TASK:
Wherever a line holds the string "Zone", copy that line.

RECORDS FOR THIS EXERCISE:
★ ★ ★ ★ ★
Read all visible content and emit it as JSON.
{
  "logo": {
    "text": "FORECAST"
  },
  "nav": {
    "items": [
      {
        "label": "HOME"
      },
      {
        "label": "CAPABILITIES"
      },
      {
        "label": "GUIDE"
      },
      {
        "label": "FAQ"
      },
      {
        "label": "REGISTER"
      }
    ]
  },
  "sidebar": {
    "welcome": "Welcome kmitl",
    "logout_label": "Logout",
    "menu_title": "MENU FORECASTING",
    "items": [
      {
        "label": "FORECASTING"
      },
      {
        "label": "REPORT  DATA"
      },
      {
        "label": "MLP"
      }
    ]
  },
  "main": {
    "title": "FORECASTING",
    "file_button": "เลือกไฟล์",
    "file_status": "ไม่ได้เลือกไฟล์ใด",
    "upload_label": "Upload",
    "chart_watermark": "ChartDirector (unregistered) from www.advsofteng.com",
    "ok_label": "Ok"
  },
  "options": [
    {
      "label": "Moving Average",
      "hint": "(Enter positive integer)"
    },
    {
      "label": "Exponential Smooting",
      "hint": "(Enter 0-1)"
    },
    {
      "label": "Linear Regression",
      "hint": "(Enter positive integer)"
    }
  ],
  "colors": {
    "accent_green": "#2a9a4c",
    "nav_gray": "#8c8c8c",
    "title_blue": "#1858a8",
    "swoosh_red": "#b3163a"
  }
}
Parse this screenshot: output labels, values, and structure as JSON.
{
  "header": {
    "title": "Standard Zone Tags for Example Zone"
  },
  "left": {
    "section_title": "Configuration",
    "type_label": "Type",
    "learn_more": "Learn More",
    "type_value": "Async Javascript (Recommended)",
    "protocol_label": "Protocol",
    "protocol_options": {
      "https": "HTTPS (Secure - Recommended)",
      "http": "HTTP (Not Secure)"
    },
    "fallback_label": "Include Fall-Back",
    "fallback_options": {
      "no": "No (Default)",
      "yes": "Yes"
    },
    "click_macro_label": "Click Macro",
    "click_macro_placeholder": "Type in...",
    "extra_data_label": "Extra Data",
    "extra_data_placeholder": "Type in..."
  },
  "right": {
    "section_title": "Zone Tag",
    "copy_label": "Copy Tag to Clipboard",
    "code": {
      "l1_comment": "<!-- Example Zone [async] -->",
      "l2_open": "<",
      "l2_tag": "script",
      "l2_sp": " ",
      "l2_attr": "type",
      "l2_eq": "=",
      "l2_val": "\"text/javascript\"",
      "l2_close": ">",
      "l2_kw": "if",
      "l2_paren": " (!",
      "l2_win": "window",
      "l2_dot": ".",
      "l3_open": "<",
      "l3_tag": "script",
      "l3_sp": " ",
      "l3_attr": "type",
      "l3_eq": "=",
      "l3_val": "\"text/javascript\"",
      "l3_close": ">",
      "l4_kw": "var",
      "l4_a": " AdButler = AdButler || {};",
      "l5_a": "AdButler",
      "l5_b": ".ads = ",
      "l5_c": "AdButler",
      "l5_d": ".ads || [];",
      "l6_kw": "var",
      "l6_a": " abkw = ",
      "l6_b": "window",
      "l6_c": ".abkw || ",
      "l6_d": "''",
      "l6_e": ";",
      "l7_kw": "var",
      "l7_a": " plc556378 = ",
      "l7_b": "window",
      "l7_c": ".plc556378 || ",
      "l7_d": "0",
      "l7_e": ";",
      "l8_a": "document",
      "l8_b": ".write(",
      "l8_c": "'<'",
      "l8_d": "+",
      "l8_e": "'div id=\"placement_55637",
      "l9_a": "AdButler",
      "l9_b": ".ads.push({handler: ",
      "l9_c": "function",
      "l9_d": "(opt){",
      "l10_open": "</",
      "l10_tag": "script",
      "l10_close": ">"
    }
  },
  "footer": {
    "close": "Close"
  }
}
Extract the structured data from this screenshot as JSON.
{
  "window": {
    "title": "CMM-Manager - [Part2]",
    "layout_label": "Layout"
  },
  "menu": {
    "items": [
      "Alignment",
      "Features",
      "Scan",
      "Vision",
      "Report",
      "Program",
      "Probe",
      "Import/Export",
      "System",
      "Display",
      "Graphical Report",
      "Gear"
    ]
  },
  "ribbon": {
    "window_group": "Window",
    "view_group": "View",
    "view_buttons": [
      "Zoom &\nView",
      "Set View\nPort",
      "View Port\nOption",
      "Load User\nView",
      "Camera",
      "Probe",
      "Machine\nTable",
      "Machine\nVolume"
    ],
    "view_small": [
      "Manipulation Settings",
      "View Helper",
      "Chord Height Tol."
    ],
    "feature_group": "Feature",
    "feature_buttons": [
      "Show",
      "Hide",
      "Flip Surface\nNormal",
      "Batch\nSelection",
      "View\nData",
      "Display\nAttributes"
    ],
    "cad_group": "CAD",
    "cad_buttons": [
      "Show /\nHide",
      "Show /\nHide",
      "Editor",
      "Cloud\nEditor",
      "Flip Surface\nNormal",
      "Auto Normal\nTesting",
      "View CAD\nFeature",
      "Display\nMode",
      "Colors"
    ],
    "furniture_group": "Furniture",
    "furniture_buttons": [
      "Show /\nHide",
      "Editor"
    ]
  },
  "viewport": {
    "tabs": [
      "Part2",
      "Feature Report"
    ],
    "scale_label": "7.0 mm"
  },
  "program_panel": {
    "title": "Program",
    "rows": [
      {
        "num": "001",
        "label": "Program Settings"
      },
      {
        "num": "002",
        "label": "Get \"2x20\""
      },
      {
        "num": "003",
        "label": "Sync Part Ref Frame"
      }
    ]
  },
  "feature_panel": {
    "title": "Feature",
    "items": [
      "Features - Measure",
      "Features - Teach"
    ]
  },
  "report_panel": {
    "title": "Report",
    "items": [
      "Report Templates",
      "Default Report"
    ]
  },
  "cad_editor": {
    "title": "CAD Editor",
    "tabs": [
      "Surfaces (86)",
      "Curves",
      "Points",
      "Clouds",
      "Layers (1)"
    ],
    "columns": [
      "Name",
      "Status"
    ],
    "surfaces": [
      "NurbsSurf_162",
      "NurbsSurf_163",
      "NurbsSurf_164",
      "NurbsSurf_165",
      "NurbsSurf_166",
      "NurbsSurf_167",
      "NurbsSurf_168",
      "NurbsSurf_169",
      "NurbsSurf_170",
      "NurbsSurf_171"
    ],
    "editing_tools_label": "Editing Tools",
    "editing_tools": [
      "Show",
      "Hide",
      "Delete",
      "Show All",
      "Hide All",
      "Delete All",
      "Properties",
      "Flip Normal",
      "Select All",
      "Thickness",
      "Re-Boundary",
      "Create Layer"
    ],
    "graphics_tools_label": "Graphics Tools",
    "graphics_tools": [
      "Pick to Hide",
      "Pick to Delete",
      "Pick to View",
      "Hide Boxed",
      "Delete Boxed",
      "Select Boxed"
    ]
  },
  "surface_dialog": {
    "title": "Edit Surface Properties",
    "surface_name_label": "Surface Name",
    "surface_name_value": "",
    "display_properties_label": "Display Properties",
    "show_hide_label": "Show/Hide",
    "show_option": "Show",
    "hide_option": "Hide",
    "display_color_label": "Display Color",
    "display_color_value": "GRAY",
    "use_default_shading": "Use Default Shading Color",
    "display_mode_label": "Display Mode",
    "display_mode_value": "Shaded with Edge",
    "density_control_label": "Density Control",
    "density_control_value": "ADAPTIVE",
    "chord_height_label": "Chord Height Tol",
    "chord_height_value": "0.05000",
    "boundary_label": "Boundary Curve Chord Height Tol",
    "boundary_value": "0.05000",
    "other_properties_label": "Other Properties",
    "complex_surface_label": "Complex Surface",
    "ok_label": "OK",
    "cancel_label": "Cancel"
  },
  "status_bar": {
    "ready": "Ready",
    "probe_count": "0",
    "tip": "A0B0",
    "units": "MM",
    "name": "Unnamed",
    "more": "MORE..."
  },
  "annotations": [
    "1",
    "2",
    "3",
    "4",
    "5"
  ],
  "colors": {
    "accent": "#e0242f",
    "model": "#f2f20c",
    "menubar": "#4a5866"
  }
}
★ ★ ★ ★ ★
RESULT FOR THIS EXERCISE:
    "title": "Standard Zone Tags for Example Zone"
    "section_title": "Zone Tag",
      "l1_comment": "<!-- Example Zone [async] -->",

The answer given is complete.